--- Start of Supplied data ---
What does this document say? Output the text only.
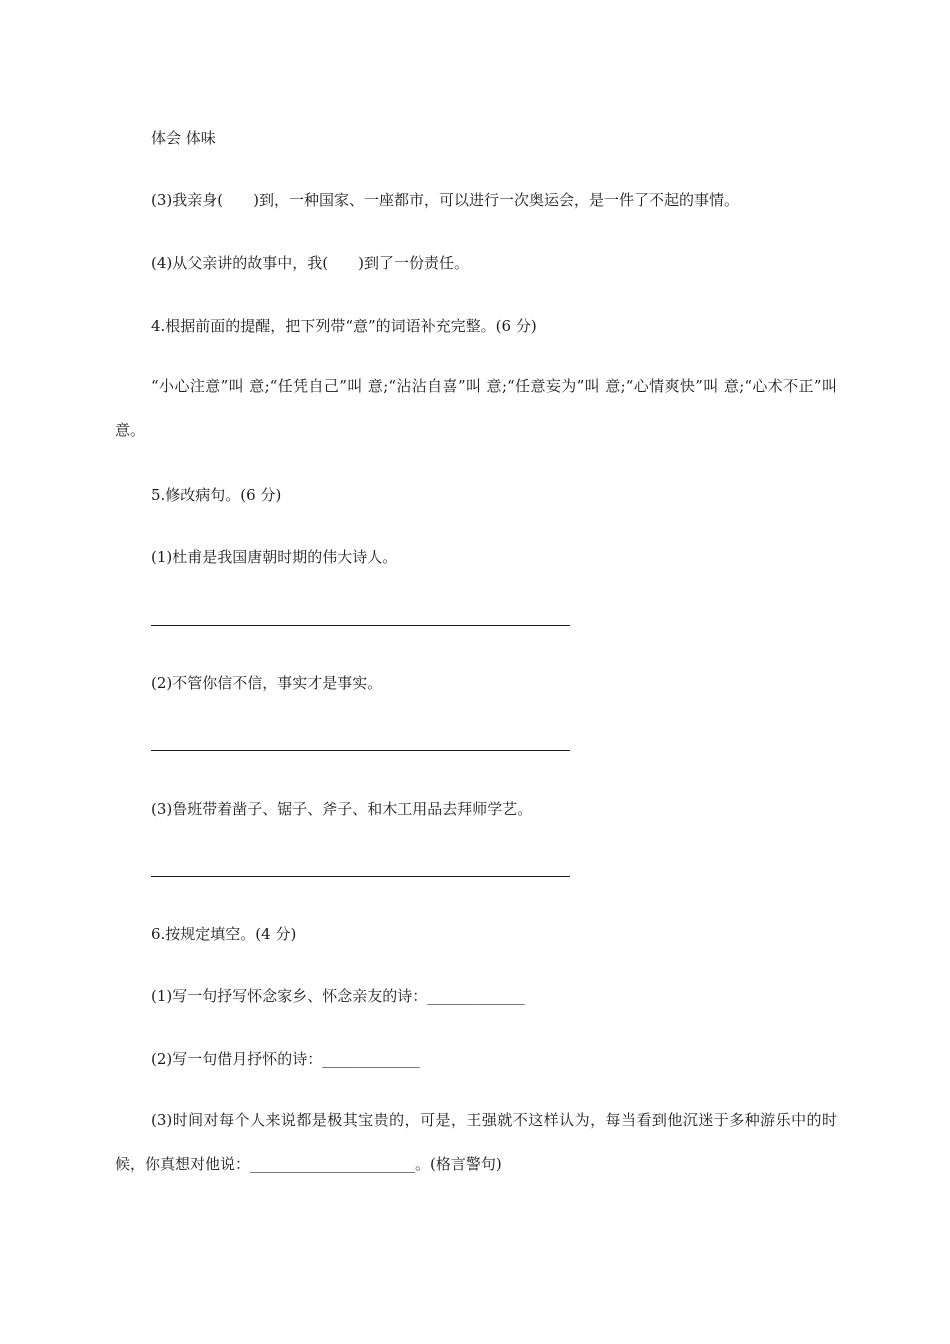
体会 体味
(3)我亲身(　　)到，一种国家、一座都市，可以进行一次奥运会，是一件了不起的事情。
(4)从父亲讲的故事中，我(　　)到了一份责任。
4.根据前面的提醒，把下列带“意”的词语补充完整。(6 分)
“小心注意”叫 意;“任凭自己”叫 意;“沾沾自喜”叫 意;“任意妄为”叫 意;“心情爽快”叫 意;“心术不正”叫 意。
5.修改病句。(6 分)
(1)杜甫是我国唐朝时期的伟大诗人。
(2)不管你信不信，事实才是事实。
(3)鲁班带着凿子、锯子、斧子、和木工用品去拜师学艺。
6.按规定填空。(4 分)
(1)写一句抒写怀念家乡、怀念亲友的诗：_____________
(2)写一句借月抒怀的诗：_____________
(3)时间对每个人来说都是极其宝贵的，可是，王强就不这样认为，每当看到他沉迷于多种游乐中的时候，你真想对他说：______________________。(格言警句)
--- End of Supplied data ---
• To be done:
Each entry must be retyped word for word, with every image omitted.

• The reply:
What does this document say? Output the text only.
体会 体味
(3)我亲身(　　)到，一种国家、一座都市，可以进行一次奥运会，是一件了不起的事情。
(4)从父亲讲的故事中，我(　　)到了一份责任。
4.根据前面的提醒，把下列带“意”的词语补充完整。(6 分)
“小心注意”叫 意;“任凭自己”叫 意;“沾沾自喜”叫 意;“任意妄为”叫 意;“心情爽快”叫 意;“心术不正”叫 意。
5.修改病句。(6 分)
(1)杜甫是我国唐朝时期的伟大诗人。
(2)不管你信不信，事实才是事实。
(3)鲁班带着凿子、锯子、斧子、和木工用品去拜师学艺。
6.按规定填空。(4 分)
(1)写一句抒写怀念家乡、怀念亲友的诗：_____________
(2)写一句借月抒怀的诗：_____________
(3)时间对每个人来说都是极其宝贵的，可是，王强就不这样认为，每当看到他沉迷于多种游乐中的时候，你真想对他说：______________________。(格言警句)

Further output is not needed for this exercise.